*** Records to use ***
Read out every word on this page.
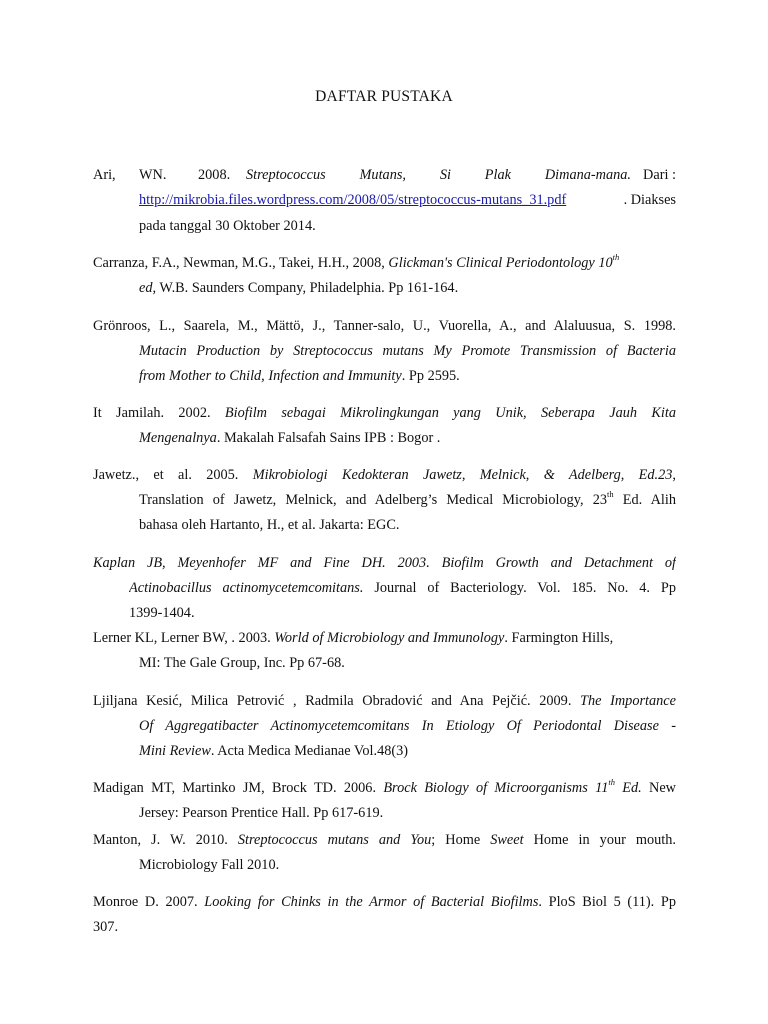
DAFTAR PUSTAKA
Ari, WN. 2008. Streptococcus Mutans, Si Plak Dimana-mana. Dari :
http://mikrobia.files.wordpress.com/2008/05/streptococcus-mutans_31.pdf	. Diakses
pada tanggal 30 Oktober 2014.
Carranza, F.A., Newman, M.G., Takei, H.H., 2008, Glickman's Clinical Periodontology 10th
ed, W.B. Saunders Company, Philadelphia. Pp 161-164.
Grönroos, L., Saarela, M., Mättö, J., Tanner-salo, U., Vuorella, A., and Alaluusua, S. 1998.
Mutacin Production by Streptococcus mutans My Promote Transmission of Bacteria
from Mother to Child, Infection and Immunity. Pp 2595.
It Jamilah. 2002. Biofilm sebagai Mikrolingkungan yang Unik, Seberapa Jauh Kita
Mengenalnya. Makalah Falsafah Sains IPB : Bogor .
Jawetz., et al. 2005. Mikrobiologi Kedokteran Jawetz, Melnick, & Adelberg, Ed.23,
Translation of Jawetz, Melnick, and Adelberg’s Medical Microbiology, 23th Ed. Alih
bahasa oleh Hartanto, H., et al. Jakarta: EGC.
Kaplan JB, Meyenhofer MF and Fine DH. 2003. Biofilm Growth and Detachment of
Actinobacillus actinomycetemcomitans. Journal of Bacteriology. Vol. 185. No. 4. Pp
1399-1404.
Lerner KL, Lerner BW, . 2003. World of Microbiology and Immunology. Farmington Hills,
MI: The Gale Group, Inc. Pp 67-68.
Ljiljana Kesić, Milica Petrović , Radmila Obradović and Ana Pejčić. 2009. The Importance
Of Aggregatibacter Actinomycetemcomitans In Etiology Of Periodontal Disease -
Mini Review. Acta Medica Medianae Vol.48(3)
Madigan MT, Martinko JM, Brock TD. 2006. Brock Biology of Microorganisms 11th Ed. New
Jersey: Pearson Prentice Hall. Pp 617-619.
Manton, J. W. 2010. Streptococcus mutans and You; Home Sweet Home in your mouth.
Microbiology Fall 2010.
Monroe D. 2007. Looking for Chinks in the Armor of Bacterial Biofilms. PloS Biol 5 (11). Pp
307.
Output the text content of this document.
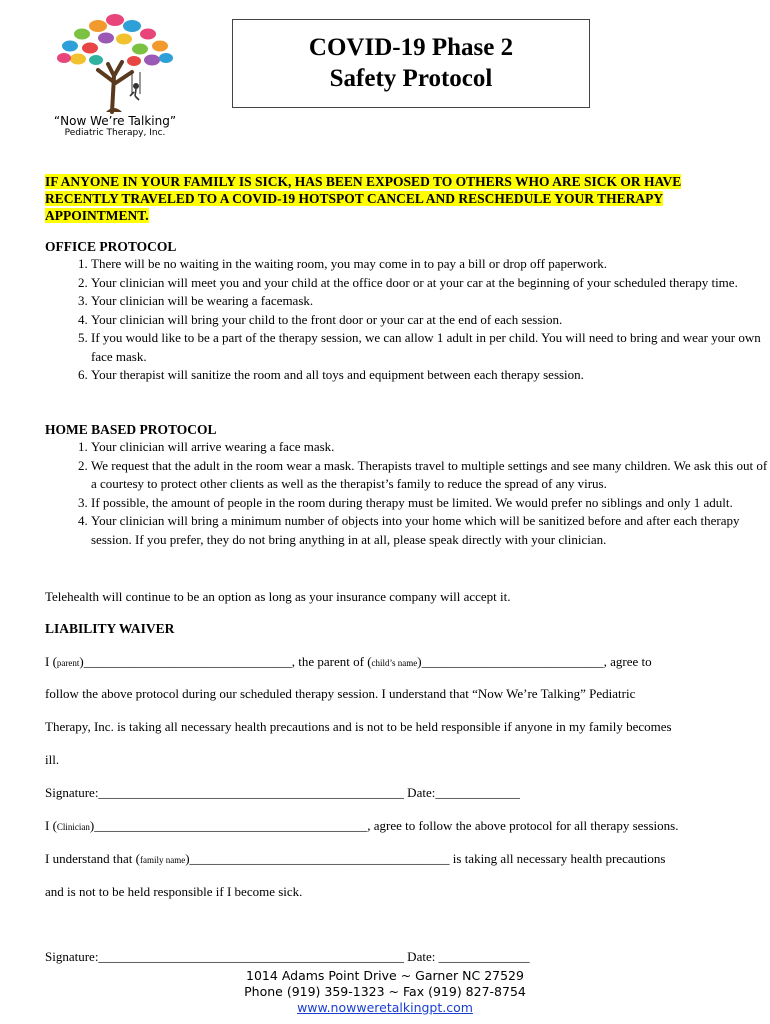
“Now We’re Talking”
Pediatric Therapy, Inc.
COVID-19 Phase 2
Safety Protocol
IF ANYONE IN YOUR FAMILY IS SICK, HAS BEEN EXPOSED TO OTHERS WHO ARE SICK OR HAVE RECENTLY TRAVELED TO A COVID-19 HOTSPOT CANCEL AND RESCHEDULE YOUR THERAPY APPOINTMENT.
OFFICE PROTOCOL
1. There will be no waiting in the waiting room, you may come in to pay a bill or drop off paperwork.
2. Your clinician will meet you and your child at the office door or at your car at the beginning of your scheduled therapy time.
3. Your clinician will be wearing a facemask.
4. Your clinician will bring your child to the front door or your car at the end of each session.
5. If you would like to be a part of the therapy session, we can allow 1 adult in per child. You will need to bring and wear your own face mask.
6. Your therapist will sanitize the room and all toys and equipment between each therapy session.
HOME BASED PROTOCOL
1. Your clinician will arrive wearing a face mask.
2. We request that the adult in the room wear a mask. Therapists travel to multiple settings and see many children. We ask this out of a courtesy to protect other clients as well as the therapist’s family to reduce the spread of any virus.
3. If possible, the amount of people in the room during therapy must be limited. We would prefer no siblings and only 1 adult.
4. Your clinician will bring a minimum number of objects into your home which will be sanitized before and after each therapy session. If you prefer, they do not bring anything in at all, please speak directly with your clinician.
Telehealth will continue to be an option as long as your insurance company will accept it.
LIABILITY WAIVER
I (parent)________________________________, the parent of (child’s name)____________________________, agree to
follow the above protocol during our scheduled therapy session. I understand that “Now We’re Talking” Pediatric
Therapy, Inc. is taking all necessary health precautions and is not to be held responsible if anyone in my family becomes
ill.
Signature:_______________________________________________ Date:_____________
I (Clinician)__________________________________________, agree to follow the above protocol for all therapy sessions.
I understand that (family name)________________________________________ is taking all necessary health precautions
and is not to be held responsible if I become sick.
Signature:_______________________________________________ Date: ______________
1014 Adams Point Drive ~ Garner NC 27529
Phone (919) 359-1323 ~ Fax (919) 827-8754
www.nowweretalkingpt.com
*** End of Records to use ***
Description of the task: Determine how many lines above contain the string "Adelberg". Give only that number.

Answer to this problem: 2